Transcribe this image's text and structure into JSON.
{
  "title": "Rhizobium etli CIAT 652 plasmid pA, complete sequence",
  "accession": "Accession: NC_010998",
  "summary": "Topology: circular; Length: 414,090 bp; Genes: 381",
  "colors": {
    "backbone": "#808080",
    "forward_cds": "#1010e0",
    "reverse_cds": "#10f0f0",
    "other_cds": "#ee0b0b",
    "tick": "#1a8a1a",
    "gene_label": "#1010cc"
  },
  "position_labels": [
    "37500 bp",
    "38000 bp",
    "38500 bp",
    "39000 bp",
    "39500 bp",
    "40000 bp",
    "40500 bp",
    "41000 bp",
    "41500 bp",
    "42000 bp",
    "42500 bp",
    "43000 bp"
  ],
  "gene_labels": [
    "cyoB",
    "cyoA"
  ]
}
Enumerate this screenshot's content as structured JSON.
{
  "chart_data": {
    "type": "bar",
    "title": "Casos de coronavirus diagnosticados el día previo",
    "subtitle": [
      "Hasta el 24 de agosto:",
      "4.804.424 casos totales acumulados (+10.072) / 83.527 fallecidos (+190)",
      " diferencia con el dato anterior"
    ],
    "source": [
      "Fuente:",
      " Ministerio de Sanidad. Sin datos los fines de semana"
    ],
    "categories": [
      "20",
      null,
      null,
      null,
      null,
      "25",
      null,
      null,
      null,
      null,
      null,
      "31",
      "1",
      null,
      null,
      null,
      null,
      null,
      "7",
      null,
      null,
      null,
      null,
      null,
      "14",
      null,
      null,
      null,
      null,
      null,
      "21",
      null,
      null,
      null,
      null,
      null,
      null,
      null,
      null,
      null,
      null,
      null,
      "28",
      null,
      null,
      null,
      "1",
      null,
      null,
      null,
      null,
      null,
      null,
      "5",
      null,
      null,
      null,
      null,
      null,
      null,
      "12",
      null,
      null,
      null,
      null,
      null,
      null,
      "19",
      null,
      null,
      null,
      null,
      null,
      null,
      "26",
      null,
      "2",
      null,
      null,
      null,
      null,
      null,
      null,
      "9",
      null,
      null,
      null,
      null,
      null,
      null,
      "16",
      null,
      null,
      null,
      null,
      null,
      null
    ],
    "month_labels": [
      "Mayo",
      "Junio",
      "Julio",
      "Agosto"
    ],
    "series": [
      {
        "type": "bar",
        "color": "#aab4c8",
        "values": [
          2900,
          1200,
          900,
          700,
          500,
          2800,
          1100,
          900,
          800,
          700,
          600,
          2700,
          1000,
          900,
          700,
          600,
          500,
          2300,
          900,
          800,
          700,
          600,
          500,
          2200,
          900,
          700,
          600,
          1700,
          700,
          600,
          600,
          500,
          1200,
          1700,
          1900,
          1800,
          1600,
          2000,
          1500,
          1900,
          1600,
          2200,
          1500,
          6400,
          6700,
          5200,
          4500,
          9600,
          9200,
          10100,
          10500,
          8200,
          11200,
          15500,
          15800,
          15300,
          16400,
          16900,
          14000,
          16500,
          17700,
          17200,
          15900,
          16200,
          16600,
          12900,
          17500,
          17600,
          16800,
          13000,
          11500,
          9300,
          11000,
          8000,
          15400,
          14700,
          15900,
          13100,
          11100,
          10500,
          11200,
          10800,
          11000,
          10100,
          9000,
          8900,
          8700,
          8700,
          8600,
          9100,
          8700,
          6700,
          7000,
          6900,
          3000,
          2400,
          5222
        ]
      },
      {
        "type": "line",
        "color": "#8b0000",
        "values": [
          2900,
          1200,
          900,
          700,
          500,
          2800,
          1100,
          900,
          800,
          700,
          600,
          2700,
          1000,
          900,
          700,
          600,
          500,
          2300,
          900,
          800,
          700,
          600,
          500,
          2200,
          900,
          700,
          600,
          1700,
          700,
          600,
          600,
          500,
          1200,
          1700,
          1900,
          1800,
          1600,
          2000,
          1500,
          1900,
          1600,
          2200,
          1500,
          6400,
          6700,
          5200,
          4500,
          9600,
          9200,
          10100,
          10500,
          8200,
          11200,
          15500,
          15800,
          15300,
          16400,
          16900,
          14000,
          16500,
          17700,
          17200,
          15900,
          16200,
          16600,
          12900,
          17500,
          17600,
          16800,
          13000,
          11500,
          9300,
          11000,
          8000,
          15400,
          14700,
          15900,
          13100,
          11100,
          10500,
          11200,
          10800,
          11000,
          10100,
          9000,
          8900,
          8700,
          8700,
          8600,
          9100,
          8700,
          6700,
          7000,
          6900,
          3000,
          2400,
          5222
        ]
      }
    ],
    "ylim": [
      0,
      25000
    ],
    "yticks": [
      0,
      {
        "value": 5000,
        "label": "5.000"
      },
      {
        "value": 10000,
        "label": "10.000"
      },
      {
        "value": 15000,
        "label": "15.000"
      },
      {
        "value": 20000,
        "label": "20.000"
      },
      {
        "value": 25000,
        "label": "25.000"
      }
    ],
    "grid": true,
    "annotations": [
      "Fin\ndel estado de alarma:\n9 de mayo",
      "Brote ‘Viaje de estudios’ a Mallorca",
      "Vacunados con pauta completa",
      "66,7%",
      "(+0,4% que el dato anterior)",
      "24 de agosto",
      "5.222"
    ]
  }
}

[WORK TASK] Write down every entry exactly.

[ANSWER TO THIS PROBLEM]
Transcribe this image's text and structure into JSON.
{
  "title": "Rhizobium etli CIAT 652 plasmid pA, complete sequence",
  "accession": "Accession: NC_010998",
  "summary": "Topology: circular; Length: 414,090 bp; Genes: 381",
  "colors": {
    "backbone": "#808080",
    "forward_cds": "#1010e0",
    "reverse_cds": "#10f0f0",
    "other_cds": "#ee0b0b",
    "tick": "#1a8a1a",
    "gene_label": "#1010cc"
  },
  "position_labels": [
    "37500 bp",
    "38000 bp",
    "38500 bp",
    "39000 bp",
    "39500 bp",
    "40000 bp",
    "40500 bp",
    "41000 bp",
    "41500 bp",
    "42000 bp",
    "42500 bp",
    "43000 bp"
  ],
  "gene_labels": [
    "cyoB",
    "cyoA"
  ]
}
Enumerate this screenshot's content as structured JSON.
{
  "chart_data": {
    "type": "bar",
    "title": "Casos de coronavirus diagnosticados el día previo",
    "subtitle": [
      "Hasta el 24 de agosto:",
      "4.804.424 casos totales acumulados (+10.072) / 83.527 fallecidos (+190)",
      " diferencia con el dato anterior"
    ],
    "source": [
      "Fuente:",
      " Ministerio de Sanidad. Sin datos los fines de semana"
    ],
    "categories": [
      "20",
      null,
      null,
      null,
      null,
      "25",
      null,
      null,
      null,
      null,
      null,
      "31",
      "1",
      null,
      null,
      null,
      null,
      null,
      "7",
      null,
      null,
      null,
      null,
      null,
      "14",
      null,
      null,
      null,
      null,
      null,
      "21",
      null,
      null,
      null,
      null,
      null,
      null,
      null,
      null,
      null,
      null,
      null,
      "28",
      null,
      null,
      null,
      "1",
      null,
      null,
      null,
      null,
      null,
      null,
      "5",
      null,
      null,
      null,
      null,
      null,
      null,
      "12",
      null,
      null,
      null,
      null,
      null,
      null,
      "19",
      null,
      null,
      null,
      null,
      null,
      null,
      "26",
      null,
      "2",
      null,
      null,
      null,
      null,
      null,
      null,
      "9",
      null,
      null,
      null,
      null,
      null,
      null,
      "16",
      null,
      null,
      null,
      null,
      null,
      null
    ],
    "month_labels": [
      "Mayo",
      "Junio",
      "Julio",
      "Agosto"
    ],
    "series": [
      {
        "type": "bar",
        "color": "#aab4c8",
        "values": [
          2900,
          1200,
          900,
          700,
          500,
          2800,
          1100,
          900,
          800,
          700,
          600,
          2700,
          1000,
          900,
          700,
          600,
          500,
          2300,
          900,
          800,
          700,
          600,
          500,
          2200,
          900,
          700,
          600,
          1700,
          700,
          600,
          600,
          500,
          1200,
          1700,
          1900,
          1800,
          1600,
          2000,
          1500,
          1900,
          1600,
          2200,
          1500,
          6400,
          6700,
          5200,
          4500,
          9600,
          9200,
          10100,
          10500,
          8200,
          11200,
          15500,
          15800,
          15300,
          16400,
          16900,
          14000,
          16500,
          17700,
          17200,
          15900,
          16200,
          16600,
          12900,
          17500,
          17600,
          16800,
          13000,
          11500,
          9300,
          11000,
          8000,
          15400,
          14700,
          15900,
          13100,
          11100,
          10500,
          11200,
          10800,
          11000,
          10100,
          9000,
          8900,
          8700,
          8700,
          8600,
          9100,
          8700,
          6700,
          7000,
          6900,
          3000,
          2400,
          5222
        ]
      },
      {
        "type": "line",
        "color": "#8b0000",
        "values": [
          2900,
          1200,
          900,
          700,
          500,
          2800,
          1100,
          900,
          800,
          700,
          600,
          2700,
          1000,
          900,
          700,
          600,
          500,
          2300,
          900,
          800,
          700,
          600,
          500,
          2200,
          900,
          700,
          600,
          1700,
          700,
          600,
          600,
          500,
          1200,
          1700,
          1900,
          1800,
          1600,
          2000,
          1500,
          1900,
          1600,
          2200,
          1500,
          6400,
          6700,
          5200,
          4500,
          9600,
          9200,
          10100,
          10500,
          8200,
          11200,
          15500,
          15800,
          15300,
          16400,
          16900,
          14000,
          16500,
          17700,
          17200,
          15900,
          16200,
          16600,
          12900,
          17500,
          17600,
          16800,
          13000,
          11500,
          9300,
          11000,
          8000,
          15400,
          14700,
          15900,
          13100,
          11100,
          10500,
          11200,
          10800,
          11000,
          10100,
          9000,
          8900,
          8700,
          8700,
          8600,
          9100,
          8700,
          6700,
          7000,
          6900,
          3000,
          2400,
          5222
        ]
      }
    ],
    "ylim": [
      0,
      25000
    ],
    "yticks": [
      0,
      {
        "value": 5000,
        "label": "5.000"
      },
      {
        "value": 10000,
        "label": "10.000"
      },
      {
        "value": 15000,
        "label": "15.000"
      },
      {
        "value": 20000,
        "label": "20.000"
      },
      {
        "value": 25000,
        "label": "25.000"
      }
    ],
    "grid": true,
    "annotations": [
      "Fin\ndel estado de alarma:\n9 de mayo",
      "Brote ‘Viaje de estudios’ a Mallorca",
      "Vacunados con pauta completa",
      "66,7%",
      "(+0,4% que el dato anterior)",
      "24 de agosto",
      "5.222"
    ]
  }
}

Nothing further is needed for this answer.